### BRANO DA ESAMINARE
Riforma sulla prescrizione e funzione della pena

Il primo gennaio è entrata in vigore la riforma sulla prescrizione, tanto caldeggiata dal M5S, contenuta nel disegno di legge Anticorruzione, in gergo giornalistico noto come lo “Spazzacorrotti”.

La riforma in questione prevede il congelamento del decorso dei termini prescrizionali al momento della pronuncia della sentenza di primo grado, al fine di scongiurare l’eventualità dell’estinzione del reato durante i giudizi di impugnazione. Dunque, risulta palese che la ratio della norma sia da individuare nella tutela della certezza della pena, uno dei principi cardine delle sanzioni penali nell’ordinamento giuridico italiano.

Ciononostante, questa riforma non ha mancato di sollevare critiche e perplessità, provenienti dagli ambienti sia politici che giuridici. Infatti, rammentando brevemente quello che è lo scopo dell’istituto della prescrizione, notiamo come essa sia una causa di estinzione del reato dovuta al venir meno dei fini della pena. Appare innegabile che il decorso di un eccessivo ammontare di tempo dalla commissione del reato senza la conseguente applicazione di una sentenza di condanna definitiva faccia scemare le funzioni di deterrenza e di rieducazione intimamente correlate alla sanzione di carattere penale.

Di conseguenza la riforma in parola andrebbe a vanificare, nei soli casi in cui sia già intervenuta una sentenza di primo grado, alcuni dei principi fondamentali sottesi all’applicazione della pena, la quale, al fine di essere in linea con i dettami fornitici dalla giurisprudenza e dalla sociologia, deve inevitabilmente essere tempestiva, oltre che ragionevole e proporzionale.

### COMPITI RICHIESTI
(1) Per favore, stabilisci se ciascuna affermazione concorda con il brano sulla riforma della prescrizione qui sopra, rispondendo sì o no e citando tra virgolette le parole del brano che lo decidono: (a) la riforma ferma il decorso della prescrizione con la sentenza di primo grado; (b) le critiche alla riforma sono arrivate soltanto dagli ambienti politici; (c) la pena deve essere tempestiva.
(2) Secondo il brano sulla riforma della prescrizione, con quale nome è noto in gergo giornalistico il disegno di legge Anticorruzione?

### ESTRATTI DI DATI

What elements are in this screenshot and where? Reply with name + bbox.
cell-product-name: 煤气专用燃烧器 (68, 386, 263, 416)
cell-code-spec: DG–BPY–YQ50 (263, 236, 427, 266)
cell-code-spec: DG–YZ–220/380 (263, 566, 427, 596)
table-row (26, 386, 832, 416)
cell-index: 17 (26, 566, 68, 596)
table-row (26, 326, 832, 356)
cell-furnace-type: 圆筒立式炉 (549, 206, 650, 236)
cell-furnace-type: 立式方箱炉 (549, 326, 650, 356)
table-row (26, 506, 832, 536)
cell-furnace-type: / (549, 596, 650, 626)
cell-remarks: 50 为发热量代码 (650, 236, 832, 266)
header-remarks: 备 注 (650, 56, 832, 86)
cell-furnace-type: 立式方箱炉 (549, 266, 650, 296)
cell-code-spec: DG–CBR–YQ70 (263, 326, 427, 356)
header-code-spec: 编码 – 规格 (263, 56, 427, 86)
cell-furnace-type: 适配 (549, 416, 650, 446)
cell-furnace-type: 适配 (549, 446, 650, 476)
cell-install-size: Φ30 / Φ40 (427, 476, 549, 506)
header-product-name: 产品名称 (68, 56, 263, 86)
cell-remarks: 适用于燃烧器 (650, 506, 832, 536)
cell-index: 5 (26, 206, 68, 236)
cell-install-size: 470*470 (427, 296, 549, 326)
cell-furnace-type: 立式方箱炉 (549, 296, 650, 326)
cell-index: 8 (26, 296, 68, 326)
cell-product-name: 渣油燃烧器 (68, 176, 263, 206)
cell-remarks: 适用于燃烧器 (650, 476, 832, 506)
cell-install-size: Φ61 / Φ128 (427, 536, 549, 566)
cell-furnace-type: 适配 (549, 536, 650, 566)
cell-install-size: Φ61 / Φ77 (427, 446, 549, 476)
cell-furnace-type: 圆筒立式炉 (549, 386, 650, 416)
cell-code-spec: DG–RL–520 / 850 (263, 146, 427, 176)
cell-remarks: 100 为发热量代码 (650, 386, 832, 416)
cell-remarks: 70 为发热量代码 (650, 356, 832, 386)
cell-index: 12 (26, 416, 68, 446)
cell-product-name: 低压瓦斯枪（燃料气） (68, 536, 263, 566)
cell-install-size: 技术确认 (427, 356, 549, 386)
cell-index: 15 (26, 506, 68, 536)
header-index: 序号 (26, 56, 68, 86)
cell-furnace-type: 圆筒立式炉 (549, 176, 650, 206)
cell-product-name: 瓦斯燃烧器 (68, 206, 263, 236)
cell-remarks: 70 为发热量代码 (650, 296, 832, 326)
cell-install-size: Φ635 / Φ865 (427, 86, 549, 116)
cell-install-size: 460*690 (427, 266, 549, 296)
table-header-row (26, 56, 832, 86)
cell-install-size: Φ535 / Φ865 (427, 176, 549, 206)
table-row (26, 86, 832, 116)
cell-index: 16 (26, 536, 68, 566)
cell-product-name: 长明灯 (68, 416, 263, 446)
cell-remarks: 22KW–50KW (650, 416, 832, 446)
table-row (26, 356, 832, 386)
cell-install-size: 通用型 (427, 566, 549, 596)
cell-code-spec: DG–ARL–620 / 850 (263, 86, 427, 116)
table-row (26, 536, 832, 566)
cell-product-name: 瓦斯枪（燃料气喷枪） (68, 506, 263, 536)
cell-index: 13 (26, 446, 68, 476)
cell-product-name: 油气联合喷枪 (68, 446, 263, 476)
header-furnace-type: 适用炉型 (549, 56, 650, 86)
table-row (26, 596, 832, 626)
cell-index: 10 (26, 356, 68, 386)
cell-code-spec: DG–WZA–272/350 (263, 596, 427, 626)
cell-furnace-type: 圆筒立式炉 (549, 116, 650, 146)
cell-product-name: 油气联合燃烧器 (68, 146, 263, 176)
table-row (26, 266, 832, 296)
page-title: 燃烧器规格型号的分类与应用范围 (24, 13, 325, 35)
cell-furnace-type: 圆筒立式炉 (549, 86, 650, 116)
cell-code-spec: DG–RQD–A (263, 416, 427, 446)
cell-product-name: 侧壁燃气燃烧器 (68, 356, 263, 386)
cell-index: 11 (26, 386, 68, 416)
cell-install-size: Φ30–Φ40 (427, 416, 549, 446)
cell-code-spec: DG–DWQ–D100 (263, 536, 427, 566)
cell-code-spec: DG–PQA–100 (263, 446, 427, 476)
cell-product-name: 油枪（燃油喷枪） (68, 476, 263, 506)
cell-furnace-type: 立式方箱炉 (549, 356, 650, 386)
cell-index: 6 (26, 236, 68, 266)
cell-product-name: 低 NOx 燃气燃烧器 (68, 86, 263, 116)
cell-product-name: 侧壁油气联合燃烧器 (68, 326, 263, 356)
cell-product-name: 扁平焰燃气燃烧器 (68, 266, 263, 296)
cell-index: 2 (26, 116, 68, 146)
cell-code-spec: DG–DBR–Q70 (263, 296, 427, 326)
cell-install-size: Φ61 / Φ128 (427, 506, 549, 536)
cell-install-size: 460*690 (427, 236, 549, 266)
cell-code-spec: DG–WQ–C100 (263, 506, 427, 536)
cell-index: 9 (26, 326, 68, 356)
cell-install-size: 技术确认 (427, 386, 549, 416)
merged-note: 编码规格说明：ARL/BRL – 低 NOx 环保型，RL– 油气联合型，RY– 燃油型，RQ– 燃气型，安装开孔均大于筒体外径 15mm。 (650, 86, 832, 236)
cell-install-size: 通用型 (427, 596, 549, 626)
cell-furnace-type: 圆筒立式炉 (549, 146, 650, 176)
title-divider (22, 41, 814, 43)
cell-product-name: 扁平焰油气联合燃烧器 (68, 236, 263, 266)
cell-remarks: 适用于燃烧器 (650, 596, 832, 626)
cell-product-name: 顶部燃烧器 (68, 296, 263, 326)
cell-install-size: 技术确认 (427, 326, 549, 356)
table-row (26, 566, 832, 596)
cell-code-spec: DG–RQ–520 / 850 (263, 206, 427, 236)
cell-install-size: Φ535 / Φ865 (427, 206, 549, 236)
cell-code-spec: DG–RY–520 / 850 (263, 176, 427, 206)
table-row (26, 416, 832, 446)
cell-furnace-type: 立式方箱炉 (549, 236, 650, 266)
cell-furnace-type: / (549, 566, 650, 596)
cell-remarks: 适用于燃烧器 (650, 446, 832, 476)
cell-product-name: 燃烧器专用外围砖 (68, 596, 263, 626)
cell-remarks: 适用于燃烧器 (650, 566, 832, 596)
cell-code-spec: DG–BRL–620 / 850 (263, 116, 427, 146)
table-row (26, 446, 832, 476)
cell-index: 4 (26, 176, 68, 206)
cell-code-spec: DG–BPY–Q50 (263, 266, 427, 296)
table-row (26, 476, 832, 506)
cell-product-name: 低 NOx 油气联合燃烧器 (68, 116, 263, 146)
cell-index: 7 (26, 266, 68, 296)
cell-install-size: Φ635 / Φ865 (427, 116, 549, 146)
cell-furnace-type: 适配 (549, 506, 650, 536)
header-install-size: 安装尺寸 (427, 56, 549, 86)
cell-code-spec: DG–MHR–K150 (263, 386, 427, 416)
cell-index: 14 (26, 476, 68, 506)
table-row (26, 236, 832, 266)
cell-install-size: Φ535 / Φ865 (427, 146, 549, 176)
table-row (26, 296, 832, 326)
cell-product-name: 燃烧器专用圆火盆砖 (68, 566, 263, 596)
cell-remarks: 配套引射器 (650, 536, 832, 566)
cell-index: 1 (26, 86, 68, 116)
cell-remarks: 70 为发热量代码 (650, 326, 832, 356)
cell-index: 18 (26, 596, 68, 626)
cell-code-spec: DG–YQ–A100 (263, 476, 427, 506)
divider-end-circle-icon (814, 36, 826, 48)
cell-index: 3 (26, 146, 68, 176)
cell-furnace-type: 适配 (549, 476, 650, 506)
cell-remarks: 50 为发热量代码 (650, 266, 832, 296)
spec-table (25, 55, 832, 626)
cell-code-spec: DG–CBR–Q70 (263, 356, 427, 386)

### RISULTATI DELL'ESERCIZIO
(1)
(a) Sì: "prevede il congelamento del decorso dei termini prescrizionali al momento della pronuncia della sentenza di primo grado".
(b) No: "provenienti dagli ambienti sia politici che giuridici".
(c) Sì: "deve inevitabilmente essere tempestiva, oltre che ragionevole e proporzionale".

(2) Come lo “Spazzacorrotti”.